• **Given task**: Select every line below containing the word "type".

• **Records supplied**:
______
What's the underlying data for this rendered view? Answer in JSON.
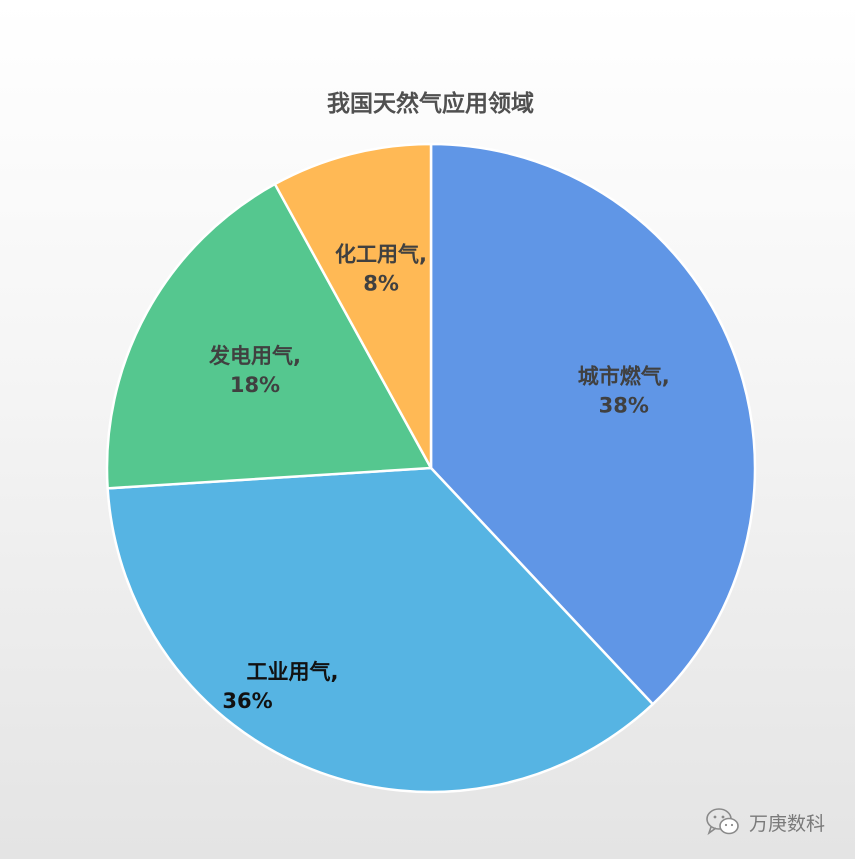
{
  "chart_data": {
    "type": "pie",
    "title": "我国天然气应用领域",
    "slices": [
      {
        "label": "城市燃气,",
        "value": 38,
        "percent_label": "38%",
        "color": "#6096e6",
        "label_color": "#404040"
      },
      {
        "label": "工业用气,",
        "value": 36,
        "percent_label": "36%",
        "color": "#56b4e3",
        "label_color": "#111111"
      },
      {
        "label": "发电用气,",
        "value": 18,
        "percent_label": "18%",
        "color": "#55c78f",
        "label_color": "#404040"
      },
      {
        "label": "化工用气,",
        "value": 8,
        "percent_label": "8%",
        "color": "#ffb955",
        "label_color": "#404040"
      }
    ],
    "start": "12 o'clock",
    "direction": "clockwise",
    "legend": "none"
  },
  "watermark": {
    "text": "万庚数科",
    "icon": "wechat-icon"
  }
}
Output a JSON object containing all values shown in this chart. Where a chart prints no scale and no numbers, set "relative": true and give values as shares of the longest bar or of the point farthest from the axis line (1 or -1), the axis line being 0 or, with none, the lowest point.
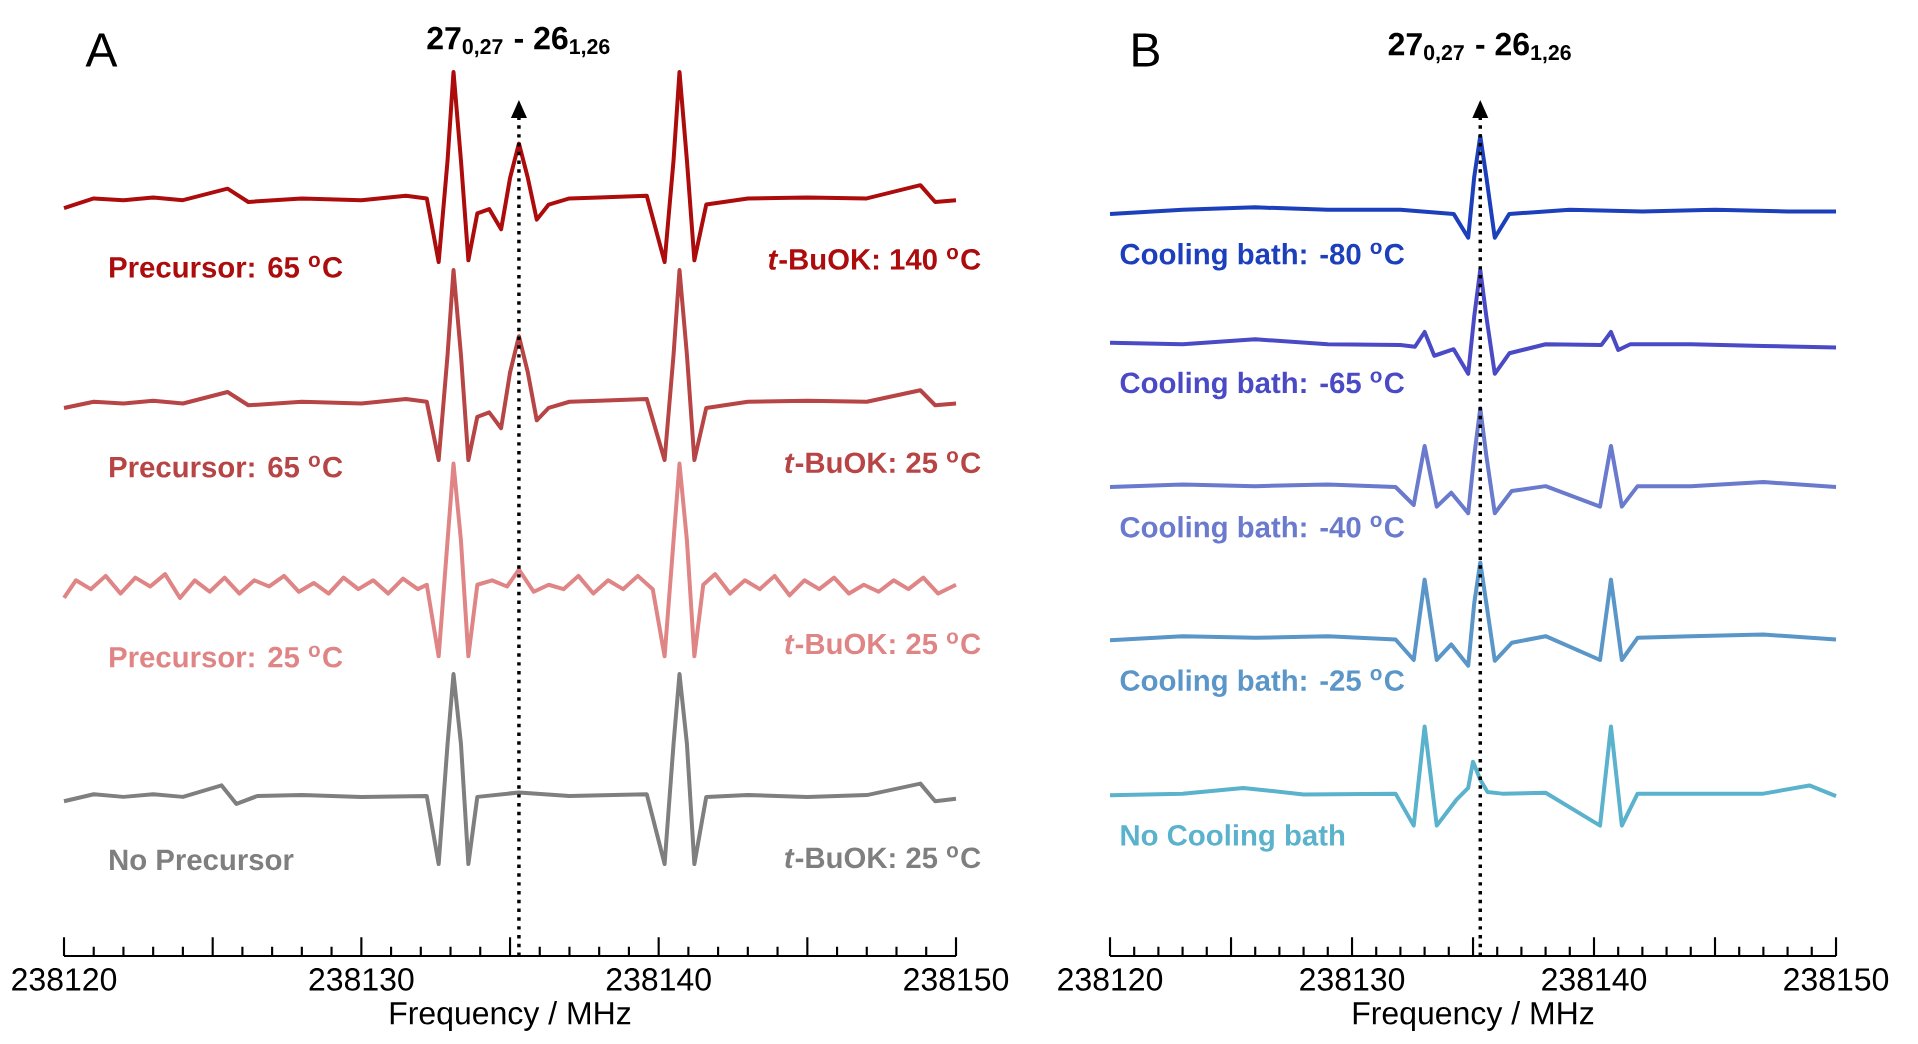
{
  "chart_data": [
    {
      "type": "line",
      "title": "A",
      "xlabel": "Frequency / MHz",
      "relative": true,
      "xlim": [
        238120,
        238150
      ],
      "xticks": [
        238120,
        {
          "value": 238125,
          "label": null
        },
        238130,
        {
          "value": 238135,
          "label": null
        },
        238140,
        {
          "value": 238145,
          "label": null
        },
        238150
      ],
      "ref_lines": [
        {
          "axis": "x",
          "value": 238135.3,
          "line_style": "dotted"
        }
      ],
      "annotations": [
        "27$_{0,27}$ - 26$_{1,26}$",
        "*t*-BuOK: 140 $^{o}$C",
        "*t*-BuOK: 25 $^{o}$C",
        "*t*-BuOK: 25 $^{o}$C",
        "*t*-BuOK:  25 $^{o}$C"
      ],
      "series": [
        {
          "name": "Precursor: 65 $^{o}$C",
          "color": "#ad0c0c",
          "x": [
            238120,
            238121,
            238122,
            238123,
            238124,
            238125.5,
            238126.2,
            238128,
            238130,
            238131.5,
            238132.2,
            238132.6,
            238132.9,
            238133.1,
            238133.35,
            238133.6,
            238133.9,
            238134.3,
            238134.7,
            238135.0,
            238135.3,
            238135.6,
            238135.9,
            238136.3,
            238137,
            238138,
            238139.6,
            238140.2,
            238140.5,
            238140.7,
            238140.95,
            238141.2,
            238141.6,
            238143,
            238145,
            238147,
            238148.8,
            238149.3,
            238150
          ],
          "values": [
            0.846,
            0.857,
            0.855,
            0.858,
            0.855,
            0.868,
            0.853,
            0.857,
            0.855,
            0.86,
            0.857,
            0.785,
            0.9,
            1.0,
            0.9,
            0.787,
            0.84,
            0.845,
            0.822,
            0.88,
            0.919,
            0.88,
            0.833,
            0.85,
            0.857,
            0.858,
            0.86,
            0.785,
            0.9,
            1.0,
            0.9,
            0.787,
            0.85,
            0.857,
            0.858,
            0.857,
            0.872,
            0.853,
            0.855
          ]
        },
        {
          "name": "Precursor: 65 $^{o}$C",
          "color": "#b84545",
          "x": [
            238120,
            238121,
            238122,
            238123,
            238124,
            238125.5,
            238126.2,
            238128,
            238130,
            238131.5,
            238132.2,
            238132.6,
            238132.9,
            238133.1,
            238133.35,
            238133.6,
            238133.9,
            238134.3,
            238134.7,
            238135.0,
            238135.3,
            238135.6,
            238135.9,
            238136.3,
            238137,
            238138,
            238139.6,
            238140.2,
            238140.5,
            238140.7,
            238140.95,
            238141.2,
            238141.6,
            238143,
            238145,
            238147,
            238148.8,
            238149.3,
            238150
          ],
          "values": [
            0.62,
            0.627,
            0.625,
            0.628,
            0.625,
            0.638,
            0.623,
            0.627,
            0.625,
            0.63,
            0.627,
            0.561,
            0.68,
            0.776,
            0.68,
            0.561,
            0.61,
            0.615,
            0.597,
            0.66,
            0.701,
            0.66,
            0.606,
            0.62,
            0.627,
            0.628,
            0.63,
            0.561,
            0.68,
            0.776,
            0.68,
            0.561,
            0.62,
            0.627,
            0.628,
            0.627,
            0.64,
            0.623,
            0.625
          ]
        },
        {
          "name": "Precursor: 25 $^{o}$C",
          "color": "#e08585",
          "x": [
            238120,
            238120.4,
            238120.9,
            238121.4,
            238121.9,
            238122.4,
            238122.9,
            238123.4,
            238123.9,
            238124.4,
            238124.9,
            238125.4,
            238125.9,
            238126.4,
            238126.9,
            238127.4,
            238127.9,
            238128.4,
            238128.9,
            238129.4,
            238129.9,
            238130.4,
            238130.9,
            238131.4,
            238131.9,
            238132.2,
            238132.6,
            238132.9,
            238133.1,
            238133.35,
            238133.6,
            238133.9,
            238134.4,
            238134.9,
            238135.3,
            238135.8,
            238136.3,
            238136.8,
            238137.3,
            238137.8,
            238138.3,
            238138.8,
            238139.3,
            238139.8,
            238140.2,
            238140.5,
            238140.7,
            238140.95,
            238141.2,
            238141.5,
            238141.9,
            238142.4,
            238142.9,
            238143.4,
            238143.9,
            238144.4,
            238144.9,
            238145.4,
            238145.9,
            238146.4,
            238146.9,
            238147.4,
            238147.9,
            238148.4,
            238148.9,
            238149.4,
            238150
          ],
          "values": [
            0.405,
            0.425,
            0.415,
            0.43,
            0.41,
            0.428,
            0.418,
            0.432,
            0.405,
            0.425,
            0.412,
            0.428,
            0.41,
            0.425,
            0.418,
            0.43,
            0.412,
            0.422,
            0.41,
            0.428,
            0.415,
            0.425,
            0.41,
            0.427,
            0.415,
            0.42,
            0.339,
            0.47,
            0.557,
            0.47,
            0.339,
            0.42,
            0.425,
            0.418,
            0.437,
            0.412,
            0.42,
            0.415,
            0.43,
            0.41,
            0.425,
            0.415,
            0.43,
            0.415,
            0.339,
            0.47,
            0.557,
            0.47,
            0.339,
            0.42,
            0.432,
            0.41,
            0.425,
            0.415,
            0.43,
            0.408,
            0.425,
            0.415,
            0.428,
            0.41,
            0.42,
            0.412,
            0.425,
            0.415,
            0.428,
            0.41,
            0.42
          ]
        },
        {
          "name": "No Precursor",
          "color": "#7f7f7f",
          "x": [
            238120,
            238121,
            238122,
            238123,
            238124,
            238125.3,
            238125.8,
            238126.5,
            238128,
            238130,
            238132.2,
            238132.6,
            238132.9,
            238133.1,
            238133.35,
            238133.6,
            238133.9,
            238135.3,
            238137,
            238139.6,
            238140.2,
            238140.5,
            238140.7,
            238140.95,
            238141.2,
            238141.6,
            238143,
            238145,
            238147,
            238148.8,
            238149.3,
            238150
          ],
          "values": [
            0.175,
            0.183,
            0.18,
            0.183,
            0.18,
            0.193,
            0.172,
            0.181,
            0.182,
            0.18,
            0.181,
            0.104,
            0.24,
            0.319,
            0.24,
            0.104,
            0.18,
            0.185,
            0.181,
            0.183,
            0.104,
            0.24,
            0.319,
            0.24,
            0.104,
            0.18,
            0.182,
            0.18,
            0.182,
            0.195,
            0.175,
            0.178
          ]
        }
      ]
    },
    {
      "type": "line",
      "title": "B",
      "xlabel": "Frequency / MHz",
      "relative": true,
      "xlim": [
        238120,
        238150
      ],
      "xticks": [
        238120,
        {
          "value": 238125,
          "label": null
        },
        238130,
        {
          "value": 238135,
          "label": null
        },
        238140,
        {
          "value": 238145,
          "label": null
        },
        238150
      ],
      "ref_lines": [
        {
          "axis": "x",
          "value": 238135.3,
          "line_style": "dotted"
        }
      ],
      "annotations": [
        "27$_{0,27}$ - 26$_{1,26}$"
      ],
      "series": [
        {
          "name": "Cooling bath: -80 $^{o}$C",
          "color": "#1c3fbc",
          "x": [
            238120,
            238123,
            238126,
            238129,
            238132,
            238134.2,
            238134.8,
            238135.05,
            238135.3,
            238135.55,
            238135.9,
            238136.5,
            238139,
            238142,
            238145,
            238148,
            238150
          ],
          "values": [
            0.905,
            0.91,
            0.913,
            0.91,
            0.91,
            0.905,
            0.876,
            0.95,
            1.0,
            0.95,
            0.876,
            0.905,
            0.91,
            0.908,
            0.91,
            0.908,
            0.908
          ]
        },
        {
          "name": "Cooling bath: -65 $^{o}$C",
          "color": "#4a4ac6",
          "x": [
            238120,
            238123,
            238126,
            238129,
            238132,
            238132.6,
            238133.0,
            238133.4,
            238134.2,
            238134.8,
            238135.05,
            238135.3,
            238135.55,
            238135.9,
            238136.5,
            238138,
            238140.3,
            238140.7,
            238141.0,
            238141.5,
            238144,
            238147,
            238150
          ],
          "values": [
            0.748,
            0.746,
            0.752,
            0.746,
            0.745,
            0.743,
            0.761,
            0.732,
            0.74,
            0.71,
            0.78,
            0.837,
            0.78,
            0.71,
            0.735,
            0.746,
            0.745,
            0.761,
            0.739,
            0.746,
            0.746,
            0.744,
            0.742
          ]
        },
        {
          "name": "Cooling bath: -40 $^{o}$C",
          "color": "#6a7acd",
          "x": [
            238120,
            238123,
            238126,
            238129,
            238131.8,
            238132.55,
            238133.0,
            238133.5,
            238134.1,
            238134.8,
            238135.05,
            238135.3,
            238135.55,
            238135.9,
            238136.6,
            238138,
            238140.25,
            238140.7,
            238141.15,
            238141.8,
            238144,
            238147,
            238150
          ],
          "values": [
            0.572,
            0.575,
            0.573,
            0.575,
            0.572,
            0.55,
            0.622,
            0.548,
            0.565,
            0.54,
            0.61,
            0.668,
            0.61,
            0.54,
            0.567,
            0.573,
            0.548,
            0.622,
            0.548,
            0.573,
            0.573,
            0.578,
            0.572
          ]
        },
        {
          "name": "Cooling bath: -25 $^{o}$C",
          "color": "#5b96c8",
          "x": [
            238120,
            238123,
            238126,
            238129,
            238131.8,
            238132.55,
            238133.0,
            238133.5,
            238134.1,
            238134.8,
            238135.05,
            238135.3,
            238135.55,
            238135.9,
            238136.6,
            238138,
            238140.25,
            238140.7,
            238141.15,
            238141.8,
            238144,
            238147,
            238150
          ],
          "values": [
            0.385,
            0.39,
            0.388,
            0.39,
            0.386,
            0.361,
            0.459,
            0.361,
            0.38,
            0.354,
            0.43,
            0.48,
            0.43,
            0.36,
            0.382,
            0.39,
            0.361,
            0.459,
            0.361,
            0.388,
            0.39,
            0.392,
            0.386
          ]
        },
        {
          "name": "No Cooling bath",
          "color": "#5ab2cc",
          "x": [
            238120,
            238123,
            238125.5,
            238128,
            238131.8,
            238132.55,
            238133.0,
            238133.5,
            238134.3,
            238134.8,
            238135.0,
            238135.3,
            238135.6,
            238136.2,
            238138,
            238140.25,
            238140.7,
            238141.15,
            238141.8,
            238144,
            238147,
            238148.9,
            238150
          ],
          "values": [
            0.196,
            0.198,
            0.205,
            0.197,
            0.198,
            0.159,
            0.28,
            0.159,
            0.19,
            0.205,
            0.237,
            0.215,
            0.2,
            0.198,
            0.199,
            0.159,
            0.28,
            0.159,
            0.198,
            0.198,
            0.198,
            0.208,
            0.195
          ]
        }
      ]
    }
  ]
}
______
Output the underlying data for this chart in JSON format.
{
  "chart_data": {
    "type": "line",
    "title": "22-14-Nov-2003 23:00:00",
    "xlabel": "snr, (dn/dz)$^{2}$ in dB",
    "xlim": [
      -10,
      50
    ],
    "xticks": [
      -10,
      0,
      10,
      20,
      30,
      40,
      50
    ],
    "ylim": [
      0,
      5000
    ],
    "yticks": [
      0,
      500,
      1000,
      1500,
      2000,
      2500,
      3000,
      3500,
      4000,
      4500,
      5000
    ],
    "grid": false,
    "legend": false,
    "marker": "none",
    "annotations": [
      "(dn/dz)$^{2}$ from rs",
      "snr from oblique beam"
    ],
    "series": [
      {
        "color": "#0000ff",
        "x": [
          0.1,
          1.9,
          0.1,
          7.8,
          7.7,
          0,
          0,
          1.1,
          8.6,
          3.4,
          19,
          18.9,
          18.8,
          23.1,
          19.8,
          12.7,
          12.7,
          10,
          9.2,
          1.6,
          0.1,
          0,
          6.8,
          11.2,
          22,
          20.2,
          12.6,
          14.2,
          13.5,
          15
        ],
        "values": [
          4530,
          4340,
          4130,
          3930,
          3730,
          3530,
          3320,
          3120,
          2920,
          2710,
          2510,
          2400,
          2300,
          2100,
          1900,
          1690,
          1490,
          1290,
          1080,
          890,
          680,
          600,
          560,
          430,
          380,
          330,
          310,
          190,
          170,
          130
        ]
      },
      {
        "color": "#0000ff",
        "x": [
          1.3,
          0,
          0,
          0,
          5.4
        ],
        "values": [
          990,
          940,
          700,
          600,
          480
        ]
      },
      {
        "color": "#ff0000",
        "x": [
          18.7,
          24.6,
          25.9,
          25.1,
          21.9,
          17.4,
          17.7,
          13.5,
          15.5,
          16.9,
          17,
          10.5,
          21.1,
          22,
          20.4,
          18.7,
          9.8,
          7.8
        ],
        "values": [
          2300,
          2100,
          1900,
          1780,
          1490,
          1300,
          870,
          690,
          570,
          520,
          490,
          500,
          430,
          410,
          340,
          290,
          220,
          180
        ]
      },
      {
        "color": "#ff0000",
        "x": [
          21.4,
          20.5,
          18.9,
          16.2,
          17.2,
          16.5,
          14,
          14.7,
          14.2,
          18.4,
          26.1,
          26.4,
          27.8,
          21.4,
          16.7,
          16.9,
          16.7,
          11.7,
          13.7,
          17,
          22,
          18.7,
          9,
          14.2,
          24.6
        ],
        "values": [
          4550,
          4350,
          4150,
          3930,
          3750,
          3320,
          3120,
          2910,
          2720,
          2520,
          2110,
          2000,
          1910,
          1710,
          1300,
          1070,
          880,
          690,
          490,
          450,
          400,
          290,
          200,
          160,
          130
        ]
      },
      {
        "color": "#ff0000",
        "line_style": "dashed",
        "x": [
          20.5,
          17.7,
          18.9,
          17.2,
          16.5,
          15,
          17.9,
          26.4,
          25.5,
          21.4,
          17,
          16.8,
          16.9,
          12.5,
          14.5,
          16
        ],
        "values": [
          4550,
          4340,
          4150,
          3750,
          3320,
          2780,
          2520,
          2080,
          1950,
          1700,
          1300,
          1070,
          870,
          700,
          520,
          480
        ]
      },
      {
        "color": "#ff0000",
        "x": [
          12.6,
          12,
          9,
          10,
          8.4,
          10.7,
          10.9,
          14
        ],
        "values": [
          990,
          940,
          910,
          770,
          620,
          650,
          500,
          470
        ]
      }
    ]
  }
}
______
• **Complete answer**:
    "type": "pie",
      "type": "line",
      "type": "line",
    "type": "line",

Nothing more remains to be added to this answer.